--- SET EXERCISE ---
Copy out the listing exactly.
--- begin THE RECORDS ---
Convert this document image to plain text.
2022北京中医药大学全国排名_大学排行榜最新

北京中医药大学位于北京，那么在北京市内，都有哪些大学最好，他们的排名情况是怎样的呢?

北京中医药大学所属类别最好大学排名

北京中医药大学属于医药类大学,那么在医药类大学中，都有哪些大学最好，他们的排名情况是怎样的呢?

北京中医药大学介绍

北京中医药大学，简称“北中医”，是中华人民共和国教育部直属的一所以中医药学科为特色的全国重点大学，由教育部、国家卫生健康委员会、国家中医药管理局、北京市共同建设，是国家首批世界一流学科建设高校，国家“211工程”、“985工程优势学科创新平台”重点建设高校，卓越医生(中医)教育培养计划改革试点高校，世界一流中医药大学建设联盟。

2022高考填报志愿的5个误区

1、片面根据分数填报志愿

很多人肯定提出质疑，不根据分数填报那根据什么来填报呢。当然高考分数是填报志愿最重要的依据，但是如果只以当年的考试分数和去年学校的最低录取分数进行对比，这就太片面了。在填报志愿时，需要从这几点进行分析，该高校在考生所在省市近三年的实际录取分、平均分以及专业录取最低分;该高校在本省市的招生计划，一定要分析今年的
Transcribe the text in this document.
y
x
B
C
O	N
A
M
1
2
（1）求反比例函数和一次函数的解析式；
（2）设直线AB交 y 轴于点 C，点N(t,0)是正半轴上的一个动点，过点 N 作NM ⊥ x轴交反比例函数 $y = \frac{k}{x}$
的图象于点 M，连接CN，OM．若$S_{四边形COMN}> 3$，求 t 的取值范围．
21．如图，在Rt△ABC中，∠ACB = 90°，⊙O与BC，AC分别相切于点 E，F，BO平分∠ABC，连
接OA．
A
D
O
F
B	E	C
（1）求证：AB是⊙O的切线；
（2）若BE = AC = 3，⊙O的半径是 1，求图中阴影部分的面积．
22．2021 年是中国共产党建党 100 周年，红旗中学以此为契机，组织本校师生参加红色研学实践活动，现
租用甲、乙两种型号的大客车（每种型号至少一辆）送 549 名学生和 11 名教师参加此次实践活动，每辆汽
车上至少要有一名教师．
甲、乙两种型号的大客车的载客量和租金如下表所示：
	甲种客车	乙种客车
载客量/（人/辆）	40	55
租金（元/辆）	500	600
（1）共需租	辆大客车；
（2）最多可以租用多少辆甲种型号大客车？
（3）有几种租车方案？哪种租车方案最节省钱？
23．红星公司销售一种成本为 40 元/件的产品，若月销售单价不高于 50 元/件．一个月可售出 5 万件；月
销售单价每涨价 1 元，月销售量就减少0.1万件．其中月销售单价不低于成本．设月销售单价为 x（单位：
--- end THE RECORDS ---
--- THE RESPONSE ---
Convert this document image to plain text.
2022北京中医药大学全国排名_大学排行榜最新

北京中医药大学位于北京，那么在北京市内，都有哪些大学最好，他们的排名情况是怎样的呢?

北京中医药大学所属类别最好大学排名

北京中医药大学属于医药类大学,那么在医药类大学中，都有哪些大学最好，他们的排名情况是怎样的呢?

北京中医药大学介绍

北京中医药大学，简称“北中医”，是中华人民共和国教育部直属的一所以中医药学科为特色的全国重点大学，由教育部、国家卫生健康委员会、国家中医药管理局、北京市共同建设，是国家首批世界一流学科建设高校，国家“211工程”、“985工程优势学科创新平台”重点建设高校，卓越医生(中医)教育培养计划改革试点高校，世界一流中医药大学建设联盟。

2022高考填报志愿的5个误区

1、片面根据分数填报志愿

很多人肯定提出质疑，不根据分数填报那根据什么来填报呢。当然高考分数是填报志愿最重要的依据，但是如果只以当年的考试分数和去年学校的最低录取分数进行对比，这就太片面了。在填报志愿时，需要从这几点进行分析，该高校在考生所在省市近三年的实际录取分、平均分以及专业录取最低分;该高校在本省市的招生计划，一定要分析今年的
Transcribe the text in this document.
y
x
B
C
O	N
A
M
1
2
（1）求反比例函数和一次函数的解析式；
（2）设直线AB交 y 轴于点 C，点N(t,0)是正半轴上的一个动点，过点 N 作NM ⊥ x轴交反比例函数 $y = \frac{k}{x}$
的图象于点 M，连接CN，OM．若$S_{四边形COMN}> 3$，求 t 的取值范围．
21．如图，在Rt△ABC中，∠ACB = 90°，⊙O与BC，AC分别相切于点 E，F，BO平分∠ABC，连
接OA．
A
D
O
F
B	E	C
（1）求证：AB是⊙O的切线；
（2）若BE = AC = 3，⊙O的半径是 1，求图中阴影部分的面积．
22．2021 年是中国共产党建党 100 周年，红旗中学以此为契机，组织本校师生参加红色研学实践活动，现
租用甲、乙两种型号的大客车（每种型号至少一辆）送 549 名学生和 11 名教师参加此次实践活动，每辆汽
车上至少要有一名教师．
甲、乙两种型号的大客车的载客量和租金如下表所示：
	甲种客车	乙种客车
载客量/（人/辆）	40	55
租金（元/辆）	500	600
（1）共需租	辆大客车；
（2）最多可以租用多少辆甲种型号大客车？
（3）有几种租车方案？哪种租车方案最节省钱？
23．红星公司销售一种成本为 40 元/件的产品，若月销售单价不高于 50 元/件．一个月可售出 5 万件；月
销售单价每涨价 1 元，月销售量就减少0.1万件．其中月销售单价不低于成本．设月销售单价为 x（单位：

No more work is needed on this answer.